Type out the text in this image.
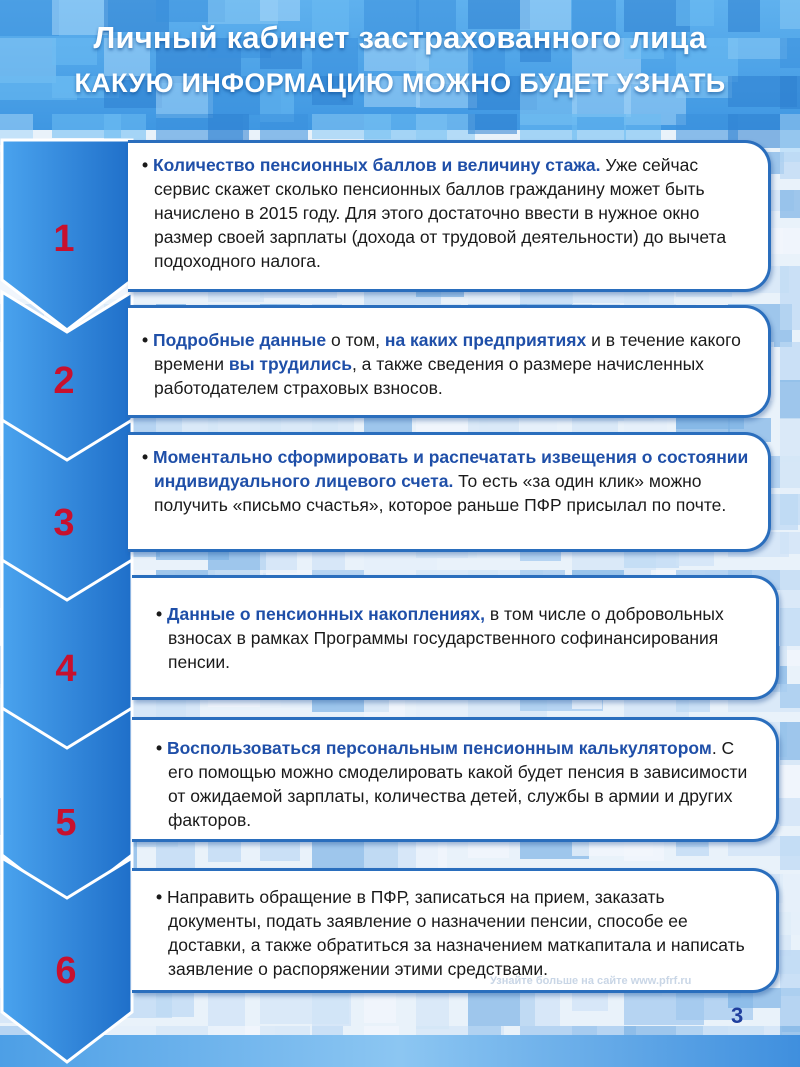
Личный кабинет застрахованного лица
КАКУЮ ИНФОРМАЦИЮ МОЖНО БУДЕТ УЗНАТЬ
1
2
3
4
5
6

• Количество пенсионных баллов и величину стажа. Уже сейчас сервис скажет сколько пенсионных баллов гражданину может быть начислено в 2015 году. Для этого достаточно ввести в нужное окно размер своей зарплаты (дохода от трудовой деятельности) до вычета подоходного налога.

• Подробные данные о том, на каких предприятиях и в течение какого времени вы трудились, а также сведения о размере начисленных работодателем страховых взносов.

• Моментально сформировать и распечатать извещения о состоянии индивидуального лицевого счета. То есть «за один клик» можно получить «письмо счастья», которое раньше ПФР присылал по почте.

• Данные о пенсионных накоплениях, в том числе о добровольных взносах в рамках Программы государственного софинансирования пенсии.

• Воспользоваться персональным пенсионным калькулятором. С его помощью можно смоделировать какой будет пенсия в зависимости от ожидаемой зарплаты, количества детей, службы в армии и других факторов.

• Направить обращение в ПФР, записаться на прием, заказать документы, подать заявление о назначении пенсии, способе ее доставки, а также обратиться за назначением маткапитала и написать заявление о распоряжении этими средствами.

Узнайте больше на сайте www.pfrf.ru
3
========================================
-- What you need to do --
Quote the preceding records in their entirety, excluding every picture.

-- Solution for this problem --
Type out the text in this image.
Личный кабинет застрахованного лица
КАКУЮ ИНФОРМАЦИЮ МОЖНО БУДЕТ УЗНАТЬ
1
2
3
4
5
6

• Количество пенсионных баллов и величину стажа. Уже сейчас сервис скажет сколько пенсионных баллов гражданину может быть начислено в 2015 году. Для этого достаточно ввести в нужное окно размер своей зарплаты (дохода от трудовой деятельности) до вычета подоходного налога.

• Подробные данные о том, на каких предприятиях и в течение какого времени вы трудились, а также сведения о размере начисленных работодателем страховых взносов.

• Моментально сформировать и распечатать извещения о состоянии индивидуального лицевого счета. То есть «за один клик» можно получить «письмо счастья», которое раньше ПФР присылал по почте.

• Данные о пенсионных накоплениях, в том числе о добровольных взносах в рамках Программы государственного софинансирования пенсии.

• Воспользоваться персональным пенсионным калькулятором. С его помощью можно смоделировать какой будет пенсия в зависимости от ожидаемой зарплаты, количества детей, службы в армии и других факторов.

• Направить обращение в ПФР, записаться на прием, заказать документы, подать заявление о назначении пенсии, способе ее доставки, а также обратиться за назначением маткапитала и написать заявление о распоряжении этими средствами.

Узнайте больше на сайте www.pfrf.ru
3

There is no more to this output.